Reading text:
It is oppressively hot outside. Some amazing sights: London women are the best at undressing when the heat is on. I love it. I just wish I had not bothered to bring my heavy leather jacket!

Now I must abandon this (in my view) useless internet café (I am writing this on my own laptop, having logged off the web in despair) to see my dear friend Chris Bramble in Kilburn.

8.35pm. London Euston to Coventry train. Had a great time with Chris (pictured in the pub we went to). He is looking very well and was in excellent form. He took me to a superb pub on Kilburn High Street called the Black Lion: spacious with a lovely carved ceiling and gorgeous bar maidens who serve you at your table.

Chris seemed to be a particular favourite of theirs at the Black Lion. I managed to keep my alcohol consumption down to a couple of pints of weak lager, so I should be all right to drive back from Coventry Station.

London was truly lovely tonight. Bright, hot sunshine; a cooling breeze; everyone looking their best, particularly in the Black Lion. I always remember Kilburn for the hard time I had there in the immediate aftermath of the IRA Docklands bombing in 1996, when I was despatched there by the Sunday Telegraph (where I was then a reporter) to assess Irish Republic reaction to the atrocity!

However, I have much happier memories of the part where Chris lives and works, and, as the sun went down tonight, it looked like a little bit of heaven on earth. God, I miss London!

I can see the woman opposite me is considering a management career with McDonalds. She has a shiny white bag with these words, in purple ink, printed upon it: ‘McCarried Away. We’re full of exciting opportunities.’ She is reading a booklet about it. I glimpsed the headline: ‘Hire the smile’ – one of management guru Tom Peters’ pearls of wisdom. Good luck to her.

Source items
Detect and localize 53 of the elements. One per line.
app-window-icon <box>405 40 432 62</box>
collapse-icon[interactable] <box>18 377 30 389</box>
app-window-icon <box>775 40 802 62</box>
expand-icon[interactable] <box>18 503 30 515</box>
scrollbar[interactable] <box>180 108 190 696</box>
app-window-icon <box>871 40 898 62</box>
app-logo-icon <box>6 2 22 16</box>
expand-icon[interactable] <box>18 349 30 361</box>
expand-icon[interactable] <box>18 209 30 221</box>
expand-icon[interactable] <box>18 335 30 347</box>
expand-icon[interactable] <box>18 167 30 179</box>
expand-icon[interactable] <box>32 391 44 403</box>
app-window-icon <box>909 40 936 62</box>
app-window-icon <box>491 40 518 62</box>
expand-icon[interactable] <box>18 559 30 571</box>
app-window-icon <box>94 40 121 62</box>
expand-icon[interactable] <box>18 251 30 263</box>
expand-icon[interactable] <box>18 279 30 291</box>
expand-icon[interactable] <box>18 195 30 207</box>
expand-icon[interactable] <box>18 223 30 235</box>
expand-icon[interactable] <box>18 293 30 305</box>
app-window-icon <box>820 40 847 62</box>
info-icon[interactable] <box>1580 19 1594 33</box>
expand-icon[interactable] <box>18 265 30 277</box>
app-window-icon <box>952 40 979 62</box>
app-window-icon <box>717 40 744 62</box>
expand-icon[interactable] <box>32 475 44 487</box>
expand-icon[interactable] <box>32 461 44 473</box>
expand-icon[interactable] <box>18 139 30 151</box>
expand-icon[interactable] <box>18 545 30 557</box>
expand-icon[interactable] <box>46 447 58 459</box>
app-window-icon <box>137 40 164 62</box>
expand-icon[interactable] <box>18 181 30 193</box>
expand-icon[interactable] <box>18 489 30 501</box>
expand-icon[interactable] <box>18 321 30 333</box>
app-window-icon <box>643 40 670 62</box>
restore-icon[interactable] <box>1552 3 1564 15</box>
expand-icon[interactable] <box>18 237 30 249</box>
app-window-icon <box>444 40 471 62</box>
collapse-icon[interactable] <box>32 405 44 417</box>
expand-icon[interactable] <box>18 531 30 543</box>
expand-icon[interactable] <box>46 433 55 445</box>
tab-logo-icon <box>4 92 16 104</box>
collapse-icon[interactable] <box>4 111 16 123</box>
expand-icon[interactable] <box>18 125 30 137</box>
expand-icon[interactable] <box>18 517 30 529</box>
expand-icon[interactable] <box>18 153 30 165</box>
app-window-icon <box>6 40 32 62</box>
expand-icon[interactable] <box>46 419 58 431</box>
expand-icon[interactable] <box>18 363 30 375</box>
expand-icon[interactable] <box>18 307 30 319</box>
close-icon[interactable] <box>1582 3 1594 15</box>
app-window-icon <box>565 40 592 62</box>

Directions: Please reproduce the stretch of the London diary entry above from "It is oppressively" through "at your table.".

Expected answer:
It is oppressively hot outside. Some amazing sights: London women are the best at undressing when the heat is on. I love it. I just wish I had not bothered to bring my heavy leather jacket!

Now I must abandon this (in my view) useless internet café (I am writing this on my own laptop, having logged off the web in despair) to see my dear friend Chris Bramble in Kilburn.

8.35pm. London Euston to Coventry train. Had a great time with Chris (pictured in the pub we went to). He is looking very well and was in excellent form. He took me to a superb pub on Kilburn High Street called the Black Lion: spacious with a lovely carved ceiling and gorgeous bar maidens who serve you at your table.